### [Work required]
Check each line of the records below for the word "this" and copy those where it appears.

### [Listing]
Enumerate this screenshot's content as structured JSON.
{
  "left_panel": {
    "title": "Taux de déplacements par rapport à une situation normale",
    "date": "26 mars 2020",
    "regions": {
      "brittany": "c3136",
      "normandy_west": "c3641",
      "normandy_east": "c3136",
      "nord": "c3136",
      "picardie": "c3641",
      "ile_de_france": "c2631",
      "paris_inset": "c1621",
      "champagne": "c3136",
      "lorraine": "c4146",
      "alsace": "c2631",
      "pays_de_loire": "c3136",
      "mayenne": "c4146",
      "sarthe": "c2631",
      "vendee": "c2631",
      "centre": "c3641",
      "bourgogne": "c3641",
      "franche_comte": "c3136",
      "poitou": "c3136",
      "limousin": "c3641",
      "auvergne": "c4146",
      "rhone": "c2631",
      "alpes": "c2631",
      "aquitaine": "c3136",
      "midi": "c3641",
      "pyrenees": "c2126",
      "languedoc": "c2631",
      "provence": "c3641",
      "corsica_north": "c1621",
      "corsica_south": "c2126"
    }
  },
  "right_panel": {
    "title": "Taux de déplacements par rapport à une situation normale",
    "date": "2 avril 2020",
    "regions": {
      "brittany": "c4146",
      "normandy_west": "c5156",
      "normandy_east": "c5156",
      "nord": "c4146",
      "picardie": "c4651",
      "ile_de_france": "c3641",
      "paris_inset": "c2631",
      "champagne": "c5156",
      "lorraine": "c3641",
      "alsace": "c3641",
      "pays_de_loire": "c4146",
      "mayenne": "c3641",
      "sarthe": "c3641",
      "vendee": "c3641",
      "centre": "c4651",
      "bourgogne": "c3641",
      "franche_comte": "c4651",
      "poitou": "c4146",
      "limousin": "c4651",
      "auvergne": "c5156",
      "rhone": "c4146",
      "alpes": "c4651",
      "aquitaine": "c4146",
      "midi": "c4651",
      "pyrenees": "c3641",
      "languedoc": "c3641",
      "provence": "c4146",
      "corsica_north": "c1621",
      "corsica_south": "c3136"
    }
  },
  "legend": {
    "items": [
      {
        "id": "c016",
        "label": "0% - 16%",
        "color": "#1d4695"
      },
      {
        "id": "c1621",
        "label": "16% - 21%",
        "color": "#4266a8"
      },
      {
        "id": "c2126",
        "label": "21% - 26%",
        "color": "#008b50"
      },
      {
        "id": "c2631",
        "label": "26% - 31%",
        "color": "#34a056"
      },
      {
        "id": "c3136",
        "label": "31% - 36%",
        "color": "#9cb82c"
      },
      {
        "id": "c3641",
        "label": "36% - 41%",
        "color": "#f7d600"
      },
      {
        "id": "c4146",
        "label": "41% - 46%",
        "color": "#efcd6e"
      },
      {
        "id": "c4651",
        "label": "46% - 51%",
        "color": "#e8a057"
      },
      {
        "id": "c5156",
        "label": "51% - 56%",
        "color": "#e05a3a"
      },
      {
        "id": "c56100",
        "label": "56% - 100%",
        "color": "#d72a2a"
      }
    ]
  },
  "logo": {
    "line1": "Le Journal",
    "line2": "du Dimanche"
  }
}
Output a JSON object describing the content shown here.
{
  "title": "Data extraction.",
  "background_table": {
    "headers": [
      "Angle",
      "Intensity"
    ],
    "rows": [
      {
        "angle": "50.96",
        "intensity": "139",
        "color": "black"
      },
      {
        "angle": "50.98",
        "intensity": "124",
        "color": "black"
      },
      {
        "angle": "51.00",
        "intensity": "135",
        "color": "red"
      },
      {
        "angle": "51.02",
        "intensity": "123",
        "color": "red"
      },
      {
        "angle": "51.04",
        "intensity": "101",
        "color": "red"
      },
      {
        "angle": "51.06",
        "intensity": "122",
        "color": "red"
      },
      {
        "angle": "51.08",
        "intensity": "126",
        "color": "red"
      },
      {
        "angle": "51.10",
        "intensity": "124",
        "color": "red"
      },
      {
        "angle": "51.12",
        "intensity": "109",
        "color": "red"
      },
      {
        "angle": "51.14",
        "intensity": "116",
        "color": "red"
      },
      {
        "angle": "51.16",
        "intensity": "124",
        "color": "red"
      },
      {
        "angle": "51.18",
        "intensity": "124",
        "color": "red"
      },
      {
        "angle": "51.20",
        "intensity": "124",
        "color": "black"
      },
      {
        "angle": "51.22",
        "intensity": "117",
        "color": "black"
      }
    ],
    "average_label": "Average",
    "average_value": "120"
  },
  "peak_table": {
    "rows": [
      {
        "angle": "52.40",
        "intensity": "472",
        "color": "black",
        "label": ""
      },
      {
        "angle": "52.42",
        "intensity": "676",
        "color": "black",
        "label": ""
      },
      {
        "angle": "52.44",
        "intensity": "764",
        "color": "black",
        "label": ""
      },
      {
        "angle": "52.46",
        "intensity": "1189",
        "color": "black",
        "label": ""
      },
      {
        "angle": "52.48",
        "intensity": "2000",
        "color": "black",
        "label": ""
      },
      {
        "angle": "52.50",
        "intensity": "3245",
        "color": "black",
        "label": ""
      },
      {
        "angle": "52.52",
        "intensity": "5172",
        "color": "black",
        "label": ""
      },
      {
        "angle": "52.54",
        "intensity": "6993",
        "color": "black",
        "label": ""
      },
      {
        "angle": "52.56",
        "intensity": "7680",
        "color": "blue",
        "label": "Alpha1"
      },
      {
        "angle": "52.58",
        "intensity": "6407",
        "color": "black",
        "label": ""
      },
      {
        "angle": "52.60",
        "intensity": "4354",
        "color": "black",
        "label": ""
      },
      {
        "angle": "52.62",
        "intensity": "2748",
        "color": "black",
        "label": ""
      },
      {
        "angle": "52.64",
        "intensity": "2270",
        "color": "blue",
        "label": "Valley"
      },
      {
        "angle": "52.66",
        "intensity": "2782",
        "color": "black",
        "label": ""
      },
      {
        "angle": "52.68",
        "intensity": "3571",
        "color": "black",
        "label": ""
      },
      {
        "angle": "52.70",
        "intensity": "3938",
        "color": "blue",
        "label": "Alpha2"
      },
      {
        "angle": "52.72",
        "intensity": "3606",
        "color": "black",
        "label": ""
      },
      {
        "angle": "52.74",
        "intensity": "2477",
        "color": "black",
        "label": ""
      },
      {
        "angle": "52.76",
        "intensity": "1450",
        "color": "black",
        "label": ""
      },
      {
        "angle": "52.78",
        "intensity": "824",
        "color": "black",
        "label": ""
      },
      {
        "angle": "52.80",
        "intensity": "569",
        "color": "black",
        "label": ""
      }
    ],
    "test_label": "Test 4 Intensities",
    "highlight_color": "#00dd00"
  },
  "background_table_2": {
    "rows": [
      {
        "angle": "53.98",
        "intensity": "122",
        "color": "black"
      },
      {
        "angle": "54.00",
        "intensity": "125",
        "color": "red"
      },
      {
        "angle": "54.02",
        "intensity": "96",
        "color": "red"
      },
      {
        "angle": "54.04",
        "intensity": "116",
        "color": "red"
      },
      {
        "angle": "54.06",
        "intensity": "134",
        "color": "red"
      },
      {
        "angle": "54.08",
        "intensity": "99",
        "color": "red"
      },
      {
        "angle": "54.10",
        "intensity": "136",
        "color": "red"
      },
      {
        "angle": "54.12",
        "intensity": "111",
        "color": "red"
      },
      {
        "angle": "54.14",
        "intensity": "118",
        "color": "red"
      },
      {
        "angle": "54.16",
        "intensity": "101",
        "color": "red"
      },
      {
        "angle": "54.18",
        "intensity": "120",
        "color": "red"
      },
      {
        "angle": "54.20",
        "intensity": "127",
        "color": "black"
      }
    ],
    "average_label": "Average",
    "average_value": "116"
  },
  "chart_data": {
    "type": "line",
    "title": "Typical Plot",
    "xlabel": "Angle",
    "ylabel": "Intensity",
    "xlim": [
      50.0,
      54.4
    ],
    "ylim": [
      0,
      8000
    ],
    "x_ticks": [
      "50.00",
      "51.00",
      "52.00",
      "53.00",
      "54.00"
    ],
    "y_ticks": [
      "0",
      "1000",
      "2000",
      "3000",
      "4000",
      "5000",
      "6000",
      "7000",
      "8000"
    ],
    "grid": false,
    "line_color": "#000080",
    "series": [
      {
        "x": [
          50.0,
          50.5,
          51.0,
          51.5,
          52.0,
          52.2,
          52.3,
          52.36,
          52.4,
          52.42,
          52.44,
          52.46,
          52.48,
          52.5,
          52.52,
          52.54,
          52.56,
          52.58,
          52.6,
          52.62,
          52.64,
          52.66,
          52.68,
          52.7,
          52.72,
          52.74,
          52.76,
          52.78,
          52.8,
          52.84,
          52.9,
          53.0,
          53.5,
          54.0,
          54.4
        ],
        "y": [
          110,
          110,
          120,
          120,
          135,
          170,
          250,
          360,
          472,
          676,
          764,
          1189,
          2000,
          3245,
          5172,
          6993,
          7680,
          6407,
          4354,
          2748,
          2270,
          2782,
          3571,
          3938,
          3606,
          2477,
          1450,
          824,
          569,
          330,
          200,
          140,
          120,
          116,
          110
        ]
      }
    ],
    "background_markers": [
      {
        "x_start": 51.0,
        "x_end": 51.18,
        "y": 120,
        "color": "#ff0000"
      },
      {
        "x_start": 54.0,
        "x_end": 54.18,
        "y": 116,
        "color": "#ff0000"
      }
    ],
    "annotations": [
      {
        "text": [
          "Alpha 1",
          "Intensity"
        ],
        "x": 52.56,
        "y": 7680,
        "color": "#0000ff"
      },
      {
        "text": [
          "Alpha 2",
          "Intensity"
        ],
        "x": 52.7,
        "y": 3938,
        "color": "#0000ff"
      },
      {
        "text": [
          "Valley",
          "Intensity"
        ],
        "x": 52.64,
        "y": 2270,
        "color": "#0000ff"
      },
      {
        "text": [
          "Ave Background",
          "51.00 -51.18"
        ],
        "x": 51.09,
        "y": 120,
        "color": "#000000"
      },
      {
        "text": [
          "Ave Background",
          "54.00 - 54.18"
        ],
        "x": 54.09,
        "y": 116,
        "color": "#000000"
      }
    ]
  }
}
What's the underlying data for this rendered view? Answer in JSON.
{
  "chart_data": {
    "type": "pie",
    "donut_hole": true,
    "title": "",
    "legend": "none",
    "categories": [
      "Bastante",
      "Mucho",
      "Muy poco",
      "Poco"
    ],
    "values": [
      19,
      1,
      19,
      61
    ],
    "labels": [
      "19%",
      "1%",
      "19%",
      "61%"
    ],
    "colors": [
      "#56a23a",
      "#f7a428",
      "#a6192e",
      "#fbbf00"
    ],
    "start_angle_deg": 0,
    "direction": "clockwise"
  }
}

### [Response]
Enumerate this screenshot's content as structured JSON.
What's the underlying data for this rendered view? Answer in JSON.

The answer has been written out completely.